SET PROBLEM
Copy out all of the data below with no alterations.

____________

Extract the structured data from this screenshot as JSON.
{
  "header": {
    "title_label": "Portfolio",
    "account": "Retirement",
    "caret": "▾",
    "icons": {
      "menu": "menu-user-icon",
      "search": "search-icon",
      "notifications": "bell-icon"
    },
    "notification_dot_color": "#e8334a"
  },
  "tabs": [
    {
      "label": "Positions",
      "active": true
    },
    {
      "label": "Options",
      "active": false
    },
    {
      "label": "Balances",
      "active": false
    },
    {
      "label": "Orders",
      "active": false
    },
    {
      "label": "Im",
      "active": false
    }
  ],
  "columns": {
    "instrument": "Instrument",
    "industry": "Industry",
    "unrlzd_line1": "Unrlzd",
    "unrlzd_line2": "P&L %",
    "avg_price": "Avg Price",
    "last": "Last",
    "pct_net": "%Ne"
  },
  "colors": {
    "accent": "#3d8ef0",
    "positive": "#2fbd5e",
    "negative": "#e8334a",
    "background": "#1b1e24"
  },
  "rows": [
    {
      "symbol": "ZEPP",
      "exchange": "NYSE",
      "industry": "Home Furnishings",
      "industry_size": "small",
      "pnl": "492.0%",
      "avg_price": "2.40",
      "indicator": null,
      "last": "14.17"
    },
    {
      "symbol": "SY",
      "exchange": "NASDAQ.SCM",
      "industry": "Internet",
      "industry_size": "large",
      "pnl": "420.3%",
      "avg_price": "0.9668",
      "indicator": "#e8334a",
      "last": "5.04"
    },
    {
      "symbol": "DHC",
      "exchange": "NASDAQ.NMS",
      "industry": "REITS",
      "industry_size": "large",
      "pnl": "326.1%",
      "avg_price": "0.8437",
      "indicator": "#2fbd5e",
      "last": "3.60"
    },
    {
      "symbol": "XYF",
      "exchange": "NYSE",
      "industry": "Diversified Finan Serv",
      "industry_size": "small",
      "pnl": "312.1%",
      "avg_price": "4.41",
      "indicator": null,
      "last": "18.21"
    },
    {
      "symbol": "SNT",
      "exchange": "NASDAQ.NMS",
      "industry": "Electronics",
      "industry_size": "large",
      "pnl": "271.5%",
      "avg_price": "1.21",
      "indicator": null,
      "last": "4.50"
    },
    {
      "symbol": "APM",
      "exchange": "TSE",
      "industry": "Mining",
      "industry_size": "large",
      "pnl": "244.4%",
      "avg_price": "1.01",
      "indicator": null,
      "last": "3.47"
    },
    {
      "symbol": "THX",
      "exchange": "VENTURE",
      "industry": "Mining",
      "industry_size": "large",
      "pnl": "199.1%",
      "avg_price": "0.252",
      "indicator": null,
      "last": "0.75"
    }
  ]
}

____________

COMPLETED TASK
Extract the structured data from this screenshot as JSON.
{
  "header": {
    "title_label": "Portfolio",
    "account": "Retirement",
    "caret": "▾",
    "icons": {
      "menu": "menu-user-icon",
      "search": "search-icon",
      "notifications": "bell-icon"
    },
    "notification_dot_color": "#e8334a"
  },
  "tabs": [
    {
      "label": "Positions",
      "active": true
    },
    {
      "label": "Options",
      "active": false
    },
    {
      "label": "Balances",
      "active": false
    },
    {
      "label": "Orders",
      "active": false
    },
    {
      "label": "Im",
      "active": false
    }
  ],
  "columns": {
    "instrument": "Instrument",
    "industry": "Industry",
    "unrlzd_line1": "Unrlzd",
    "unrlzd_line2": "P&L %",
    "avg_price": "Avg Price",
    "last": "Last",
    "pct_net": "%Ne"
  },
  "colors": {
    "accent": "#3d8ef0",
    "positive": "#2fbd5e",
    "negative": "#e8334a",
    "background": "#1b1e24"
  },
  "rows": [
    {
      "symbol": "ZEPP",
      "exchange": "NYSE",
      "industry": "Home Furnishings",
      "industry_size": "small",
      "pnl": "492.0%",
      "avg_price": "2.40",
      "indicator": null,
      "last": "14.17"
    },
    {
      "symbol": "SY",
      "exchange": "NASDAQ.SCM",
      "industry": "Internet",
      "industry_size": "large",
      "pnl": "420.3%",
      "avg_price": "0.9668",
      "indicator": "#e8334a",
      "last": "5.04"
    },
    {
      "symbol": "DHC",
      "exchange": "NASDAQ.NMS",
      "industry": "REITS",
      "industry_size": "large",
      "pnl": "326.1%",
      "avg_price": "0.8437",
      "indicator": "#2fbd5e",
      "last": "3.60"
    },
    {
      "symbol": "XYF",
      "exchange": "NYSE",
      "industry": "Diversified Finan Serv",
      "industry_size": "small",
      "pnl": "312.1%",
      "avg_price": "4.41",
      "indicator": null,
      "last": "18.21"
    },
    {
      "symbol": "SNT",
      "exchange": "NASDAQ.NMS",
      "industry": "Electronics",
      "industry_size": "large",
      "pnl": "271.5%",
      "avg_price": "1.21",
      "indicator": null,
      "last": "4.50"
    },
    {
      "symbol": "APM",
      "exchange": "TSE",
      "industry": "Mining",
      "industry_size": "large",
      "pnl": "244.4%",
      "avg_price": "1.01",
      "indicator": null,
      "last": "3.47"
    },
    {
      "symbol": "THX",
      "exchange": "VENTURE",
      "industry": "Mining",
      "industry_size": "large",
      "pnl": "199.1%",
      "avg_price": "0.252",
      "indicator": null,
      "last": "0.75"
    }
  ]
}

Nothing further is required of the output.